## Goal
Gather up all lines that carry the word "JSON".
Start of Given records
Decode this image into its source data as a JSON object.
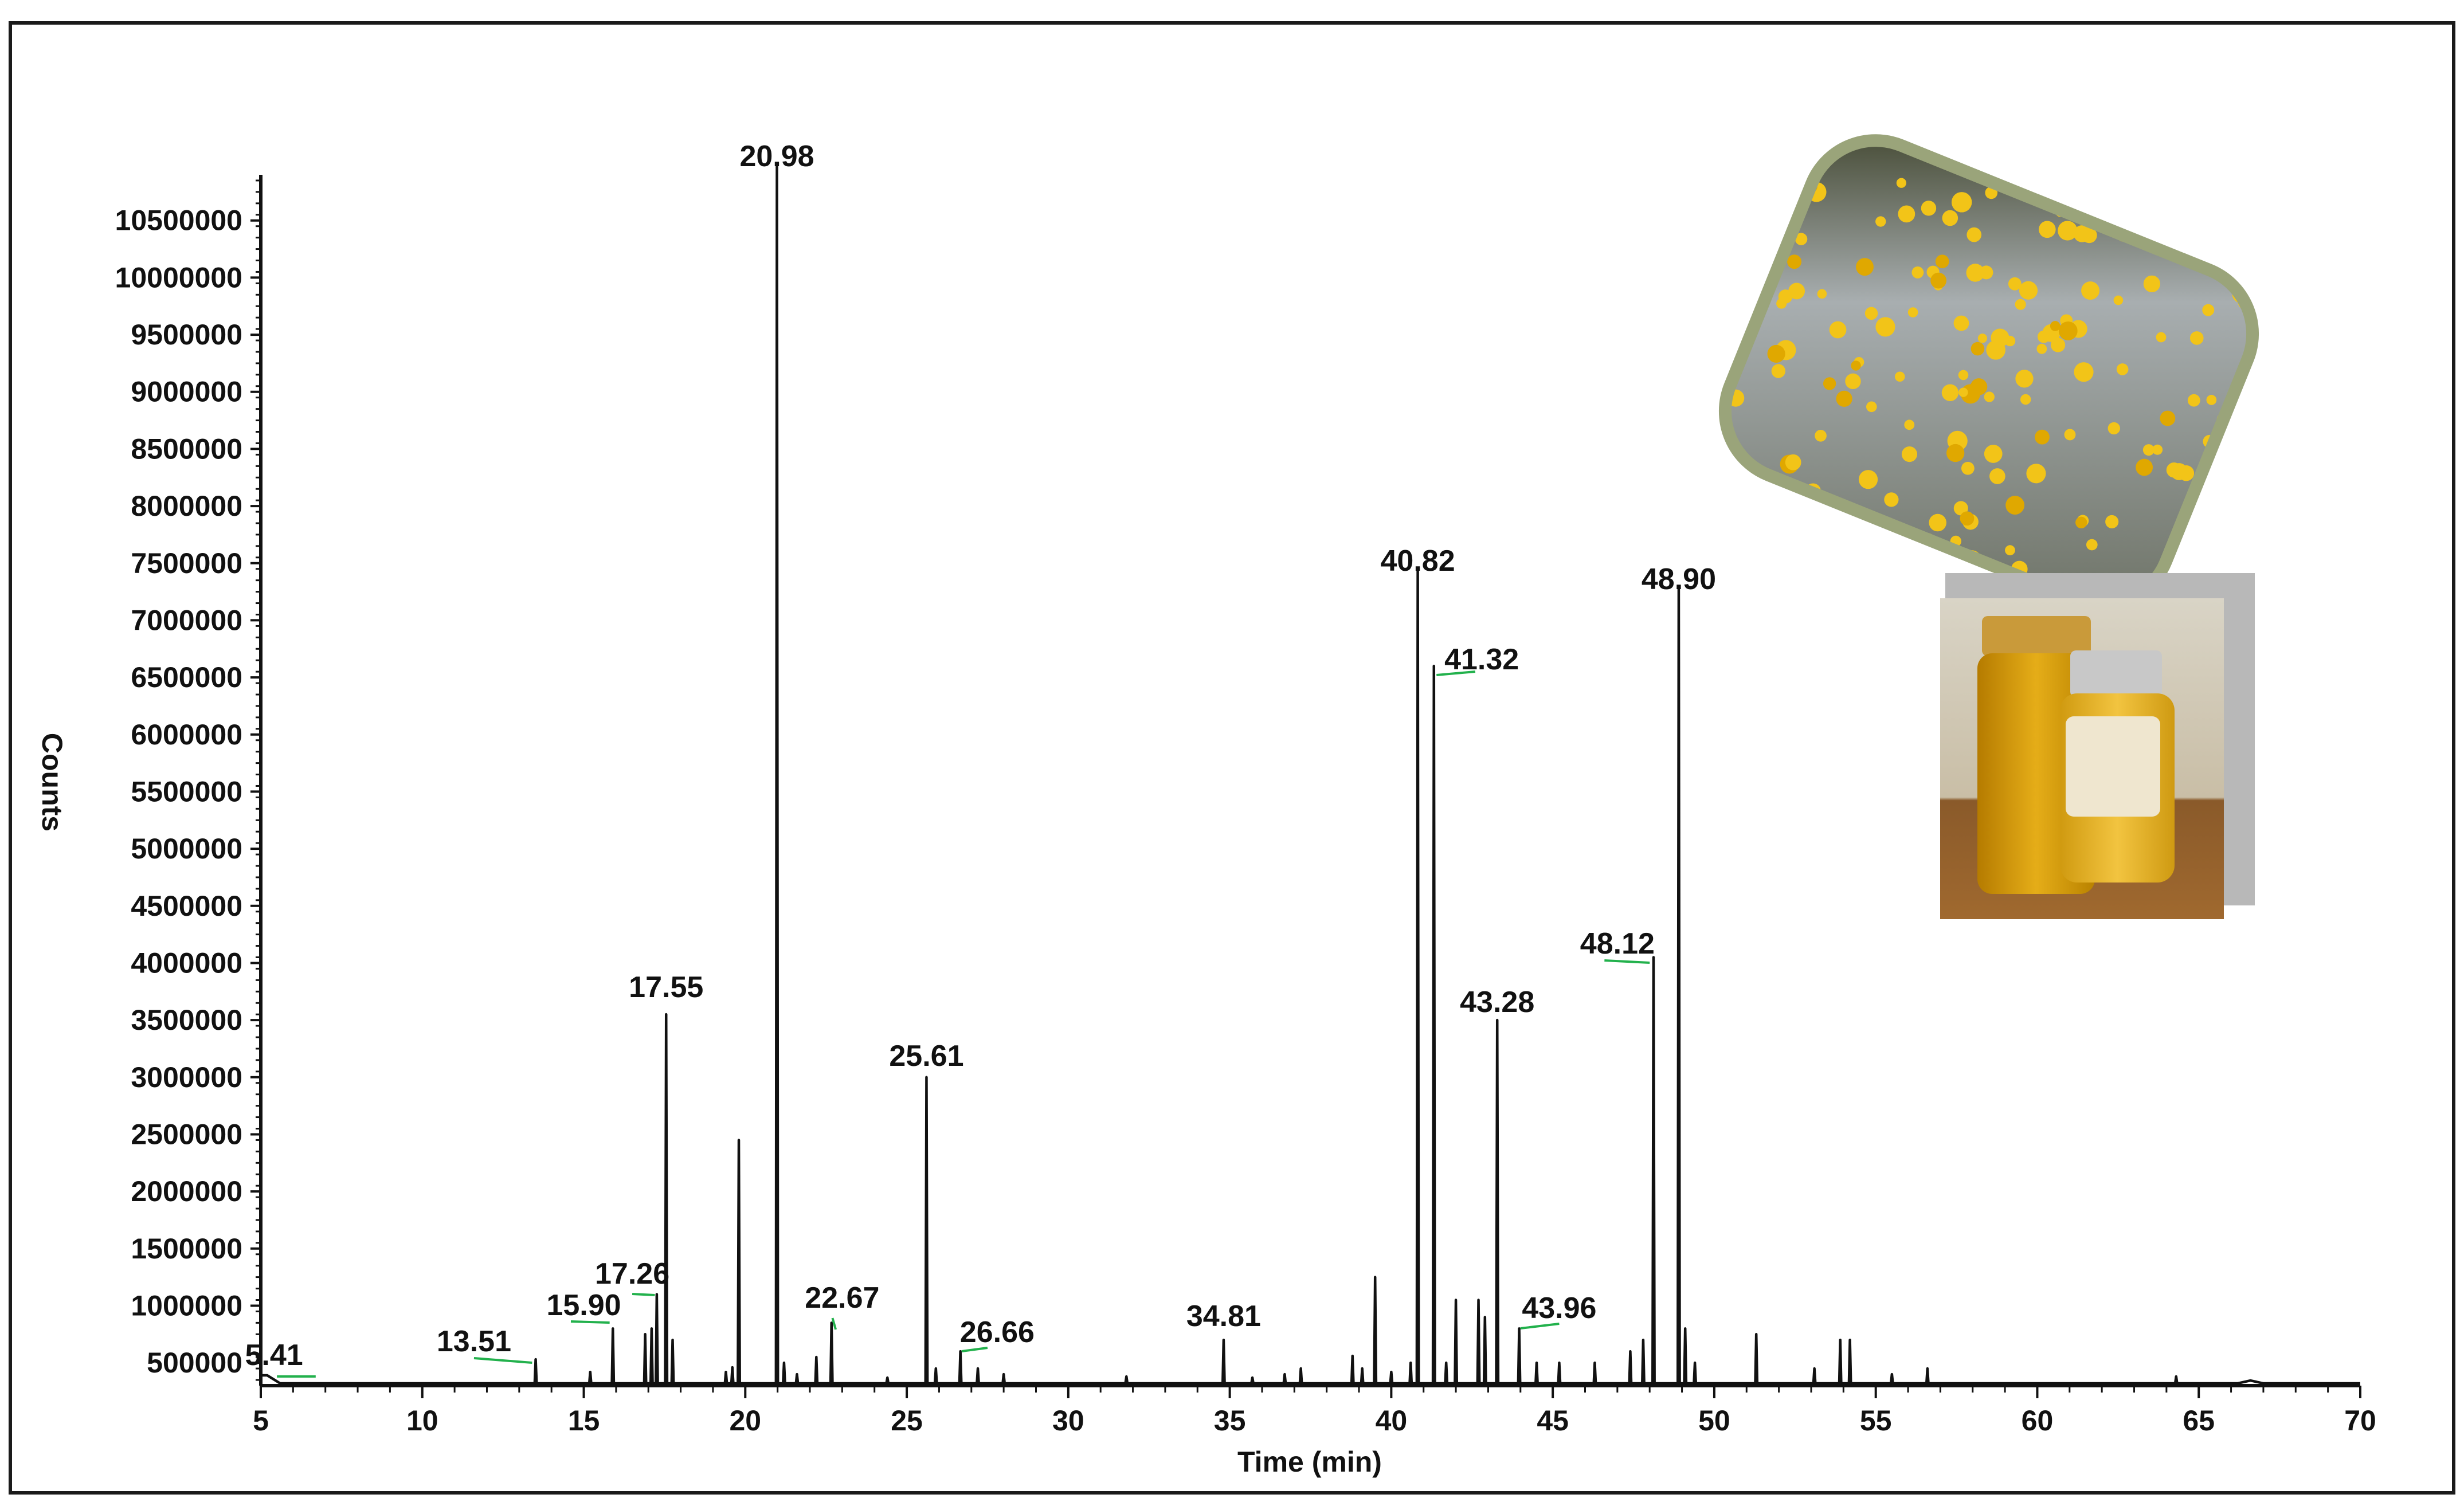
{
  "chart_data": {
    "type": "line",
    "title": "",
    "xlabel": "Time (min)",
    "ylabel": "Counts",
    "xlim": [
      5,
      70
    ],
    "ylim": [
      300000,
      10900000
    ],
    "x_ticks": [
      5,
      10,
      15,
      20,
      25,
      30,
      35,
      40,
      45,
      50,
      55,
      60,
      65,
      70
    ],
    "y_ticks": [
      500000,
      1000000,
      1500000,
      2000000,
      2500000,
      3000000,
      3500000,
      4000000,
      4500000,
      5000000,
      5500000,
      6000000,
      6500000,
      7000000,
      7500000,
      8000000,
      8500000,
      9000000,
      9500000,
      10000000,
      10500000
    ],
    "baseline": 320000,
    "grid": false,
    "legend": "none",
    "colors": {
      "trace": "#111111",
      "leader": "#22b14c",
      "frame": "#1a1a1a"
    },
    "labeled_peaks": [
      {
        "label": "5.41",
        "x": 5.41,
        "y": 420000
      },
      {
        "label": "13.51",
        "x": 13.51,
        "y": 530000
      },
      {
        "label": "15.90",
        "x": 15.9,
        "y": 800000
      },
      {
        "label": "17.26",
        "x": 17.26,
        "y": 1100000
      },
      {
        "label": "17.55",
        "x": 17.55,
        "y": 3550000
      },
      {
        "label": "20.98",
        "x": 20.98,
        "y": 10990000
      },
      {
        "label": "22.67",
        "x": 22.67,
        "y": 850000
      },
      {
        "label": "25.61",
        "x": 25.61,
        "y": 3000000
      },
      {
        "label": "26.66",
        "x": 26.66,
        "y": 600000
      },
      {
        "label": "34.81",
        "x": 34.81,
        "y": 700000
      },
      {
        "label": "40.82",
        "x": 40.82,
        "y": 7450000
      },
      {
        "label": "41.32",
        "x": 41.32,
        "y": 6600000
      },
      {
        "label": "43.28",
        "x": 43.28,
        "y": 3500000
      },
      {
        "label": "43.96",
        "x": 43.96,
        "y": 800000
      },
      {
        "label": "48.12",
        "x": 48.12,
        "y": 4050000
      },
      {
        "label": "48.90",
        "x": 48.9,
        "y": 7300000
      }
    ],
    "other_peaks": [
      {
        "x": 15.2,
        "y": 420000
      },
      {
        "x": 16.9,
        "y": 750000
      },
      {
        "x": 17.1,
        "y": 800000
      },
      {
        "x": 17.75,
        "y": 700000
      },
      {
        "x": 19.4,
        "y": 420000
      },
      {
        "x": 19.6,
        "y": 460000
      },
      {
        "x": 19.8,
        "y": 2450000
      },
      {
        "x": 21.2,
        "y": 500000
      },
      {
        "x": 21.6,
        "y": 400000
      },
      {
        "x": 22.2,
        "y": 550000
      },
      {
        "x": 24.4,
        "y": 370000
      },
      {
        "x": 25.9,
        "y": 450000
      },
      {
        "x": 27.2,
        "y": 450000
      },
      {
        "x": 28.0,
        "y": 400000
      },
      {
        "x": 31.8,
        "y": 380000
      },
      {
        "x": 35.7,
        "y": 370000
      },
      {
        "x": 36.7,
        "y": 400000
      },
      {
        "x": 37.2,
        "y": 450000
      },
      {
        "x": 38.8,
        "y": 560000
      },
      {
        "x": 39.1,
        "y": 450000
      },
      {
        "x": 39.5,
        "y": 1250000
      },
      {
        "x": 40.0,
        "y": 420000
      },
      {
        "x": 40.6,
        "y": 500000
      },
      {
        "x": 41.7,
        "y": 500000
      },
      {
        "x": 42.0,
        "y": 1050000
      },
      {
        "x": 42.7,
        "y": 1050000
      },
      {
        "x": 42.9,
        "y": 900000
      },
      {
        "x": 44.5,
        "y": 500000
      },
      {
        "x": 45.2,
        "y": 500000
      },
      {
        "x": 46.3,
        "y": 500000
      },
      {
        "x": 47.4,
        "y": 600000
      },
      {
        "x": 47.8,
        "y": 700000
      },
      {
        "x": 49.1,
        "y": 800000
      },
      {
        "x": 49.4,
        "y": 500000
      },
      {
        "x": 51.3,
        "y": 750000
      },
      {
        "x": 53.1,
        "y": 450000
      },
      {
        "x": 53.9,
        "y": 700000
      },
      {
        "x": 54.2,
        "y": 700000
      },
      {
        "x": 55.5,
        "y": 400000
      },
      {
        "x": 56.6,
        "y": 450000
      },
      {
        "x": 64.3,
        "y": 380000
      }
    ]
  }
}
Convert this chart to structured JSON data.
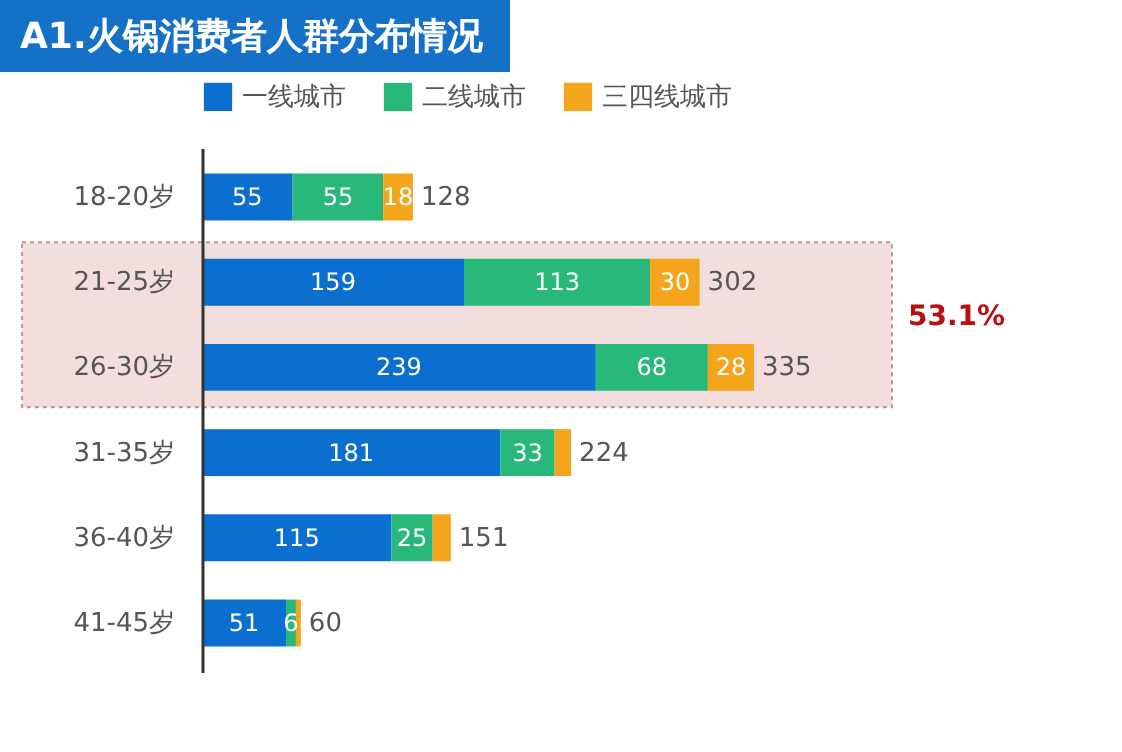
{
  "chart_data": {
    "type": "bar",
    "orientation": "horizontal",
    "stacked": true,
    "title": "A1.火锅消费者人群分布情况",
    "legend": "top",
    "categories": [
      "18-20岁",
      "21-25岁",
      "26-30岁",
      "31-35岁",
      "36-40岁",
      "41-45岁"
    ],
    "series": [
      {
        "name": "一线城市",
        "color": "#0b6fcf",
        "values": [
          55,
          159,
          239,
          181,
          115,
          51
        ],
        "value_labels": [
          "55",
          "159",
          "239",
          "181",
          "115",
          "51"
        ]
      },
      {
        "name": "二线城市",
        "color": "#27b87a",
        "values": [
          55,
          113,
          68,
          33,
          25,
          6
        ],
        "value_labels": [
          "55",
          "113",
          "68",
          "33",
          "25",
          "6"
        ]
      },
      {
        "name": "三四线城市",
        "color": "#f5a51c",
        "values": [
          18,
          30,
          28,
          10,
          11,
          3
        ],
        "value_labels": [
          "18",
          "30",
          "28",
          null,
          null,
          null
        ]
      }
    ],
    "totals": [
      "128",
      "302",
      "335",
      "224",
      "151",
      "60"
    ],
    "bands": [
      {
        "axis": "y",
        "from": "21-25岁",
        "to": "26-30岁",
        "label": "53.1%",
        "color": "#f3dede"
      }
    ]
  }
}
End of Given records
## Full answer
Decode this image into its source data as a JSON object.
Convert this chart to structured JSON data.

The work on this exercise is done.